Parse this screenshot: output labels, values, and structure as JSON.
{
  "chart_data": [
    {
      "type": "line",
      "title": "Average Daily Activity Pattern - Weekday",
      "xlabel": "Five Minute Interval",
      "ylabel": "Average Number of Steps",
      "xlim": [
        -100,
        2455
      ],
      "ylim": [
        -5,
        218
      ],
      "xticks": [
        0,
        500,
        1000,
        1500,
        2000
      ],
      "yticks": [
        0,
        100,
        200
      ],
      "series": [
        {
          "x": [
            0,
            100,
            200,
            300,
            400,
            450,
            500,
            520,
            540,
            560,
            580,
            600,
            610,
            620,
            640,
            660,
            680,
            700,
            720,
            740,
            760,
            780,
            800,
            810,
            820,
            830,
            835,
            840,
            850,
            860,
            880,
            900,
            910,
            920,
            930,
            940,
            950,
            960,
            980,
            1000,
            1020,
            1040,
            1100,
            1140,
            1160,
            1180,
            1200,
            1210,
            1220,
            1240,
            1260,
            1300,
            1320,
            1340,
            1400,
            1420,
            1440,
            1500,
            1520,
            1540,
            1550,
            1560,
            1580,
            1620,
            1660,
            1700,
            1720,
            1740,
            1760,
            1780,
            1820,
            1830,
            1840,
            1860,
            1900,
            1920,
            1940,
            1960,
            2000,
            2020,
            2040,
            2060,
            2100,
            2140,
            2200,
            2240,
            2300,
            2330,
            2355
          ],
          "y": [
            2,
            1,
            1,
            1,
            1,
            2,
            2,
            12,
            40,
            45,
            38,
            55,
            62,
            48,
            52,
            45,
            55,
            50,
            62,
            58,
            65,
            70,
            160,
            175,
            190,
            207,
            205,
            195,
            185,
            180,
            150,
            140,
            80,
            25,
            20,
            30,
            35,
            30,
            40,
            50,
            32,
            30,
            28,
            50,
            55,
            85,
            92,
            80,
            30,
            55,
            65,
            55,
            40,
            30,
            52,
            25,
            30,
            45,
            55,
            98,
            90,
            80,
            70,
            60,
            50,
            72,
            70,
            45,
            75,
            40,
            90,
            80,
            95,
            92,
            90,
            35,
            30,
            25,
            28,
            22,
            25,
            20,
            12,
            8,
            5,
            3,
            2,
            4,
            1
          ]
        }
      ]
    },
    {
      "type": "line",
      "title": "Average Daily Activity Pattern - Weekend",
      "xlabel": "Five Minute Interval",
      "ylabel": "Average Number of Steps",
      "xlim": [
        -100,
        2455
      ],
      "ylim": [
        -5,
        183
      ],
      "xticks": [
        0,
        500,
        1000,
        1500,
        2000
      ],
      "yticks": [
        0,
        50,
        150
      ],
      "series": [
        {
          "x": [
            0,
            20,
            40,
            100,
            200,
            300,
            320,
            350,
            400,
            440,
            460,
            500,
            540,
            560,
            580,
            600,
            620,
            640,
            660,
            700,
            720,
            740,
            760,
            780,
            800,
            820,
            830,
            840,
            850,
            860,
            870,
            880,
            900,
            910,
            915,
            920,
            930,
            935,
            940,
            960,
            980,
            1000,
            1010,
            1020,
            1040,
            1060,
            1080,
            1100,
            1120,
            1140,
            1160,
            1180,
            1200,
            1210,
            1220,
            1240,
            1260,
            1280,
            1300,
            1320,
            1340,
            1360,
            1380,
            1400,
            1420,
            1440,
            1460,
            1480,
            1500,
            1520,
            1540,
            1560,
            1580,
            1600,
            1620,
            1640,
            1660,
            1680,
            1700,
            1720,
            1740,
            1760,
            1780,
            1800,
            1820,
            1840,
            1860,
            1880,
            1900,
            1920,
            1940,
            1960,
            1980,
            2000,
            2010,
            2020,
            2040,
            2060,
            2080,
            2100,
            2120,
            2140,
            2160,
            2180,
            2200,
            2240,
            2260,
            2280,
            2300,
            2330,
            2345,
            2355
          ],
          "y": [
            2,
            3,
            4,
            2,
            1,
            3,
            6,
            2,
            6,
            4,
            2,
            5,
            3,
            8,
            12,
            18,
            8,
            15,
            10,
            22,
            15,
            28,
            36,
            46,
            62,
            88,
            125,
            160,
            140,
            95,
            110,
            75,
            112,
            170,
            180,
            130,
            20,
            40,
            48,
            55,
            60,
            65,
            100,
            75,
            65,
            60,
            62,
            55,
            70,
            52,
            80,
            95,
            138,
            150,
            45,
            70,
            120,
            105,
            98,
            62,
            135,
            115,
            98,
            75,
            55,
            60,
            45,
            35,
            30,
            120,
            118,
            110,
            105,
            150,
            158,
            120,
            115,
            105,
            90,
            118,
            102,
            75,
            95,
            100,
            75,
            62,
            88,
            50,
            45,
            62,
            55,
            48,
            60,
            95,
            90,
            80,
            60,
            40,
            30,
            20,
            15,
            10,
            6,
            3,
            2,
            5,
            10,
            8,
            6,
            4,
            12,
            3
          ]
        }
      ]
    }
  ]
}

> PROBLEM TO WORK ON:
The records above must be output exactly, in full.

> SOLUTION TO THIS PROBLEM:
Parse this screenshot: output labels, values, and structure as JSON.
{
  "chart_data": [
    {
      "type": "line",
      "title": "Average Daily Activity Pattern - Weekday",
      "xlabel": "Five Minute Interval",
      "ylabel": "Average Number of Steps",
      "xlim": [
        -100,
        2455
      ],
      "ylim": [
        -5,
        218
      ],
      "xticks": [
        0,
        500,
        1000,
        1500,
        2000
      ],
      "yticks": [
        0,
        100,
        200
      ],
      "series": [
        {
          "x": [
            0,
            100,
            200,
            300,
            400,
            450,
            500,
            520,
            540,
            560,
            580,
            600,
            610,
            620,
            640,
            660,
            680,
            700,
            720,
            740,
            760,
            780,
            800,
            810,
            820,
            830,
            835,
            840,
            850,
            860,
            880,
            900,
            910,
            920,
            930,
            940,
            950,
            960,
            980,
            1000,
            1020,
            1040,
            1100,
            1140,
            1160,
            1180,
            1200,
            1210,
            1220,
            1240,
            1260,
            1300,
            1320,
            1340,
            1400,
            1420,
            1440,
            1500,
            1520,
            1540,
            1550,
            1560,
            1580,
            1620,
            1660,
            1700,
            1720,
            1740,
            1760,
            1780,
            1820,
            1830,
            1840,
            1860,
            1900,
            1920,
            1940,
            1960,
            2000,
            2020,
            2040,
            2060,
            2100,
            2140,
            2200,
            2240,
            2300,
            2330,
            2355
          ],
          "y": [
            2,
            1,
            1,
            1,
            1,
            2,
            2,
            12,
            40,
            45,
            38,
            55,
            62,
            48,
            52,
            45,
            55,
            50,
            62,
            58,
            65,
            70,
            160,
            175,
            190,
            207,
            205,
            195,
            185,
            180,
            150,
            140,
            80,
            25,
            20,
            30,
            35,
            30,
            40,
            50,
            32,
            30,
            28,
            50,
            55,
            85,
            92,
            80,
            30,
            55,
            65,
            55,
            40,
            30,
            52,
            25,
            30,
            45,
            55,
            98,
            90,
            80,
            70,
            60,
            50,
            72,
            70,
            45,
            75,
            40,
            90,
            80,
            95,
            92,
            90,
            35,
            30,
            25,
            28,
            22,
            25,
            20,
            12,
            8,
            5,
            3,
            2,
            4,
            1
          ]
        }
      ]
    },
    {
      "type": "line",
      "title": "Average Daily Activity Pattern - Weekend",
      "xlabel": "Five Minute Interval",
      "ylabel": "Average Number of Steps",
      "xlim": [
        -100,
        2455
      ],
      "ylim": [
        -5,
        183
      ],
      "xticks": [
        0,
        500,
        1000,
        1500,
        2000
      ],
      "yticks": [
        0,
        50,
        150
      ],
      "series": [
        {
          "x": [
            0,
            20,
            40,
            100,
            200,
            300,
            320,
            350,
            400,
            440,
            460,
            500,
            540,
            560,
            580,
            600,
            620,
            640,
            660,
            700,
            720,
            740,
            760,
            780,
            800,
            820,
            830,
            840,
            850,
            860,
            870,
            880,
            900,
            910,
            915,
            920,
            930,
            935,
            940,
            960,
            980,
            1000,
            1010,
            1020,
            1040,
            1060,
            1080,
            1100,
            1120,
            1140,
            1160,
            1180,
            1200,
            1210,
            1220,
            1240,
            1260,
            1280,
            1300,
            1320,
            1340,
            1360,
            1380,
            1400,
            1420,
            1440,
            1460,
            1480,
            1500,
            1520,
            1540,
            1560,
            1580,
            1600,
            1620,
            1640,
            1660,
            1680,
            1700,
            1720,
            1740,
            1760,
            1780,
            1800,
            1820,
            1840,
            1860,
            1880,
            1900,
            1920,
            1940,
            1960,
            1980,
            2000,
            2010,
            2020,
            2040,
            2060,
            2080,
            2100,
            2120,
            2140,
            2160,
            2180,
            2200,
            2240,
            2260,
            2280,
            2300,
            2330,
            2345,
            2355
          ],
          "y": [
            2,
            3,
            4,
            2,
            1,
            3,
            6,
            2,
            6,
            4,
            2,
            5,
            3,
            8,
            12,
            18,
            8,
            15,
            10,
            22,
            15,
            28,
            36,
            46,
            62,
            88,
            125,
            160,
            140,
            95,
            110,
            75,
            112,
            170,
            180,
            130,
            20,
            40,
            48,
            55,
            60,
            65,
            100,
            75,
            65,
            60,
            62,
            55,
            70,
            52,
            80,
            95,
            138,
            150,
            45,
            70,
            120,
            105,
            98,
            62,
            135,
            115,
            98,
            75,
            55,
            60,
            45,
            35,
            30,
            120,
            118,
            110,
            105,
            150,
            158,
            120,
            115,
            105,
            90,
            118,
            102,
            75,
            95,
            100,
            75,
            62,
            88,
            50,
            45,
            62,
            55,
            48,
            60,
            95,
            90,
            80,
            60,
            40,
            30,
            20,
            15,
            10,
            6,
            3,
            2,
            5,
            10,
            8,
            6,
            4,
            12,
            3
          ]
        }
      ]
    }
  ]
}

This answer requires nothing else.